• [Stated exercise] Output the material exactly, but drop every image it holds.

:: The data ::

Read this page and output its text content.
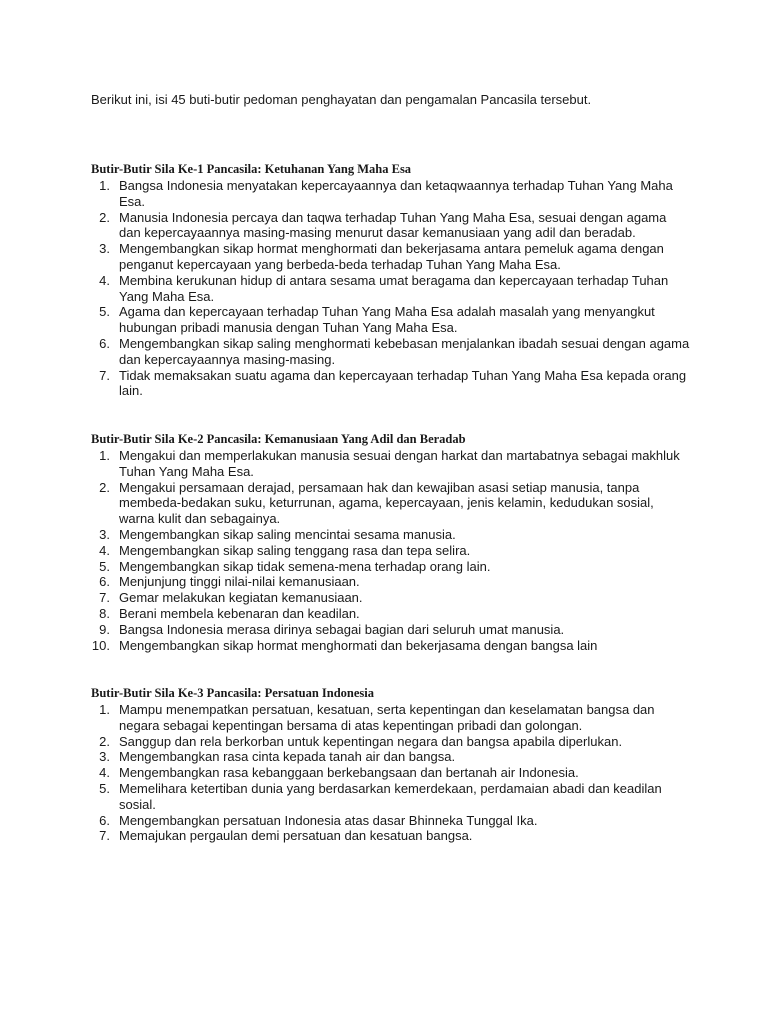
Berikut ini, isi 45 buti-butir pedoman penghayatan dan pengamalan Pancasila tersebut.

Butir-Butir Sila Ke-1 Pancasila: Ketuhanan Yang Maha Esa
1. Bangsa Indonesia menyatakan kepercayaannya dan ketaqwaannya terhadap Tuhan Yang Maha Esa.
2. Manusia Indonesia percaya dan taqwa terhadap Tuhan Yang Maha Esa, sesuai dengan agama dan kepercayaannya masing-masing menurut dasar kemanusiaan yang adil dan beradab.
3. Mengembangkan sikap hormat menghormati dan bekerjasama antara pemeluk agama dengan penganut kepercayaan yang berbeda-beda terhadap Tuhan Yang Maha Esa.
4. Membina kerukunan hidup di antara sesama umat beragama dan kepercayaan terhadap Tuhan Yang Maha Esa.
5. Agama dan kepercayaan terhadap Tuhan Yang Maha Esa adalah masalah yang menyangkut hubungan pribadi manusia dengan Tuhan Yang Maha Esa.
6. Mengembangkan sikap saling menghormati kebebasan menjalankan ibadah sesuai dengan agama dan kepercayaannya masing-masing.
7. Tidak memaksakan suatu agama dan kepercayaan terhadap Tuhan Yang Maha Esa kepada orang lain.
Butir-Butir Sila Ke-2 Pancasila: Kemanusiaan Yang Adil dan Beradab
1. Mengakui dan memperlakukan manusia sesuai dengan harkat dan martabatnya sebagai makhluk Tuhan Yang Maha Esa.
2. Mengakui persamaan derajad, persamaan hak dan kewajiban asasi setiap manusia, tanpa membeda-bedakan suku, keturrunan, agama, kepercayaan, jenis kelamin, kedudukan sosial, warna kulit dan sebagainya.
3. Mengembangkan sikap saling mencintai sesama manusia.
4. Mengembangkan sikap saling tenggang rasa dan tepa selira.
5. Mengembangkan sikap tidak semena-mena terhadap orang lain.
6. Menjunjung tinggi nilai-nilai kemanusiaan.
7. Gemar melakukan kegiatan kemanusiaan.
8. Berani membela kebenaran dan keadilan.
9. Bangsa Indonesia merasa dirinya sebagai bagian dari seluruh umat manusia.
10. Mengembangkan sikap hormat menghormati dan bekerjasama dengan bangsa lain
Butir-Butir Sila Ke-3 Pancasila: Persatuan Indonesia
1. Mampu menempatkan persatuan, kesatuan, serta kepentingan dan keselamatan bangsa dan negara sebagai kepentingan bersama di atas kepentingan pribadi dan golongan.
2. Sanggup dan rela berkorban untuk kepentingan negara dan bangsa apabila diperlukan.
3. Mengembangkan rasa cinta kepada tanah air dan bangsa.
4. Mengembangkan rasa kebanggaan berkebangsaan dan bertanah air Indonesia.
5. Memelihara ketertiban dunia yang berdasarkan kemerdekaan, perdamaian abadi dan keadilan sosial.
6. Mengembangkan persatuan Indonesia atas dasar Bhinneka Tunggal Ika.
7. Memajukan pergaulan demi persatuan dan kesatuan bangsa.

:::

• [Exercise answer]
Read this page and output its text content.
Berikut ini, isi 45 buti-butir pedoman penghayatan dan pengamalan Pancasila tersebut.

Butir-Butir Sila Ke-1 Pancasila: Ketuhanan Yang Maha Esa
1. Bangsa Indonesia menyatakan kepercayaannya dan ketaqwaannya terhadap Tuhan Yang Maha Esa.
2. Manusia Indonesia percaya dan taqwa terhadap Tuhan Yang Maha Esa, sesuai dengan agama dan kepercayaannya masing-masing menurut dasar kemanusiaan yang adil dan beradab.
3. Mengembangkan sikap hormat menghormati dan bekerjasama antara pemeluk agama dengan penganut kepercayaan yang berbeda-beda terhadap Tuhan Yang Maha Esa.
4. Membina kerukunan hidup di antara sesama umat beragama dan kepercayaan terhadap Tuhan Yang Maha Esa.
5. Agama dan kepercayaan terhadap Tuhan Yang Maha Esa adalah masalah yang menyangkut hubungan pribadi manusia dengan Tuhan Yang Maha Esa.
6. Mengembangkan sikap saling menghormati kebebasan menjalankan ibadah sesuai dengan agama dan kepercayaannya masing-masing.
7. Tidak memaksakan suatu agama dan kepercayaan terhadap Tuhan Yang Maha Esa kepada orang lain.
Butir-Butir Sila Ke-2 Pancasila: Kemanusiaan Yang Adil dan Beradab
1. Mengakui dan memperlakukan manusia sesuai dengan harkat dan martabatnya sebagai makhluk Tuhan Yang Maha Esa.
2. Mengakui persamaan derajad, persamaan hak dan kewajiban asasi setiap manusia, tanpa membeda-bedakan suku, keturrunan, agama, kepercayaan, jenis kelamin, kedudukan sosial, warna kulit dan sebagainya.
3. Mengembangkan sikap saling mencintai sesama manusia.
4. Mengembangkan sikap saling tenggang rasa dan tepa selira.
5. Mengembangkan sikap tidak semena-mena terhadap orang lain.
6. Menjunjung tinggi nilai-nilai kemanusiaan.
7. Gemar melakukan kegiatan kemanusiaan.
8. Berani membela kebenaran dan keadilan.
9. Bangsa Indonesia merasa dirinya sebagai bagian dari seluruh umat manusia.
10. Mengembangkan sikap hormat menghormati dan bekerjasama dengan bangsa lain
Butir-Butir Sila Ke-3 Pancasila: Persatuan Indonesia
1. Mampu menempatkan persatuan, kesatuan, serta kepentingan dan keselamatan bangsa dan negara sebagai kepentingan bersama di atas kepentingan pribadi dan golongan.
2. Sanggup dan rela berkorban untuk kepentingan negara dan bangsa apabila diperlukan.
3. Mengembangkan rasa cinta kepada tanah air dan bangsa.
4. Mengembangkan rasa kebanggaan berkebangsaan dan bertanah air Indonesia.
5. Memelihara ketertiban dunia yang berdasarkan kemerdekaan, perdamaian abadi dan keadilan sosial.
6. Mengembangkan persatuan Indonesia atas dasar Bhinneka Tunggal Ika.
7. Memajukan pergaulan demi persatuan dan kesatuan bangsa.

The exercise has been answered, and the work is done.